* **Exercise**:
Pick out every line holding the string "żądaną" and copy it.

⁂

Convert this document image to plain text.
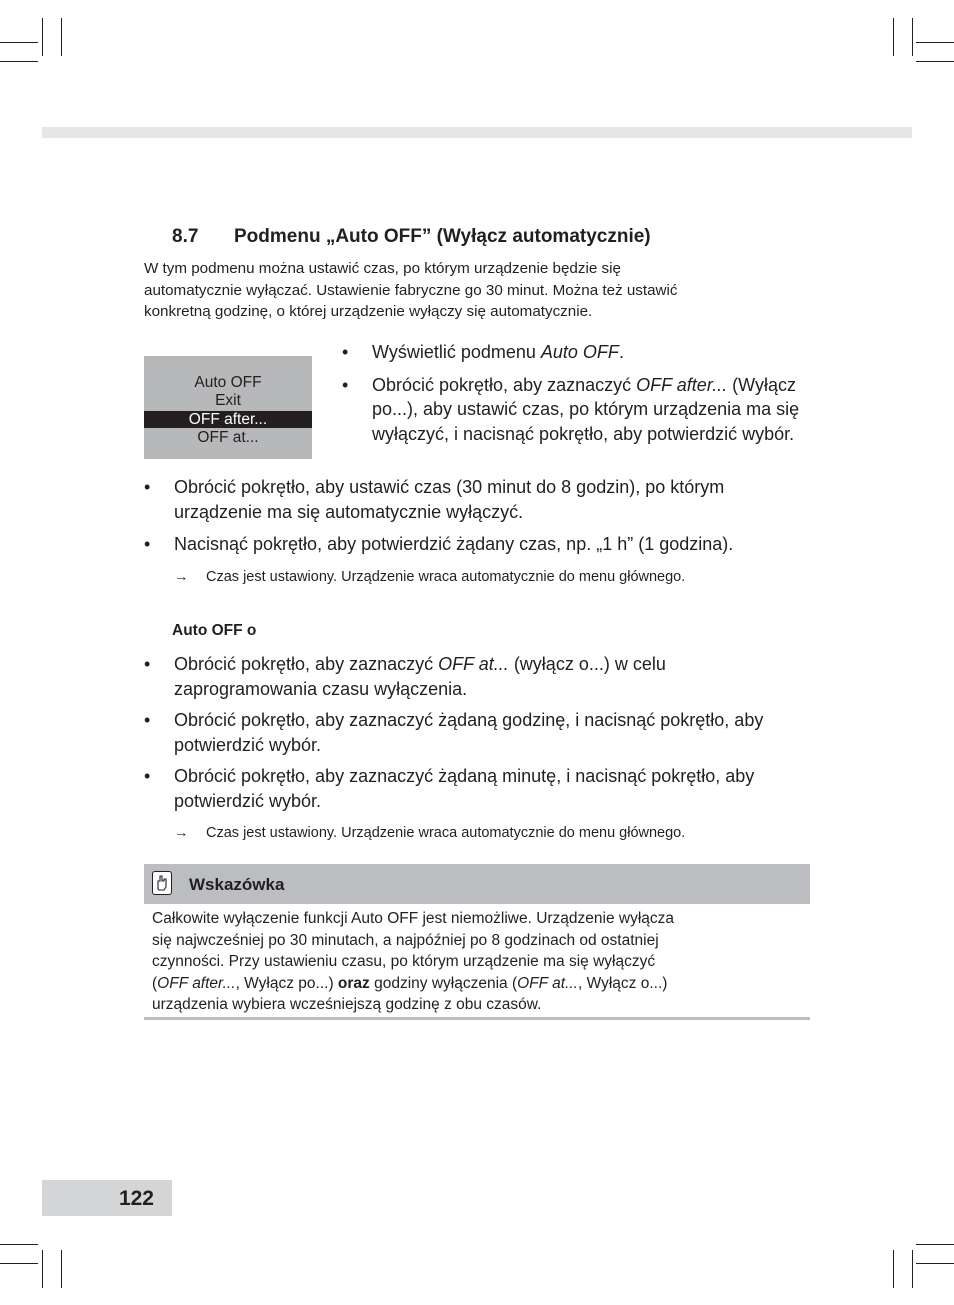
8.7 Podmenu „Auto OFF” (Wyłącz automatycznie)
W tym podmenu można ustawić czas, po którym urządzenie będzie się
automatycznie wyłączać. Ustawienie fabryczne go 30 minut. Można też ustawić
konkretną godzinę, o której urządzenie wyłączy się automatycznie.
Auto OFF
Exit
OFF after...
OFF at...
• Wyświetlić podmenu Auto OFF.
• Obrócić pokrętło, aby zaznaczyć OFF after... (Wyłącz po...), aby ustawić czas, po którym urządzenia ma się wyłączyć, i nacisnąć pokrętło, aby potwierdzić wybór.
• Obrócić pokrętło, aby ustawić czas (30 minut do 8 godzin), po którym urządzenie ma się automatycznie wyłączyć.
• Nacisnąć pokrętło, aby potwierdzić żądany czas, np. „1 h” (1 godzina).
→ Czas jest ustawiony. Urządzenie wraca automatycznie do menu głównego.
Auto OFF o
• Obrócić pokrętło, aby zaznaczyć OFF at... (wyłącz o...) w celu zaprogramowania czasu wyłączenia.
• Obrócić pokrętło, aby zaznaczyć żądaną godzinę, i nacisnąć pokrętło, aby potwierdzić wybór.
• Obrócić pokrętło, aby zaznaczyć żądaną minutę, i nacisnąć pokrętło, aby potwierdzić wybór.
→ Czas jest ustawiony. Urządzenie wraca automatycznie do menu głównego.
Wskazówka
Całkowite wyłączenie funkcji Auto OFF jest niemożliwe. Urządzenie wyłącza
się najwcześniej po 30 minutach, a najpóźniej po 8 godzinach od ostatniej
czynności. Przy ustawieniu czasu, po którym urządzenie ma się wyłączyć
(OFF after..., Wyłącz po...) oraz godziny wyłączenia (OFF at..., Wyłącz o...)
urządzenia wybiera wcześniejszą godzinę z obu czasów.
122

⁂

* **Result of this exercise**:
• Obrócić pokrętło, aby zaznaczyć żądaną godzinę, i nacisnąć pokrętło, aby potwierdzić wybór.
• Obrócić pokrętło, aby zaznaczyć żądaną minutę, i nacisnąć pokrętło, aby potwierdzić wybór.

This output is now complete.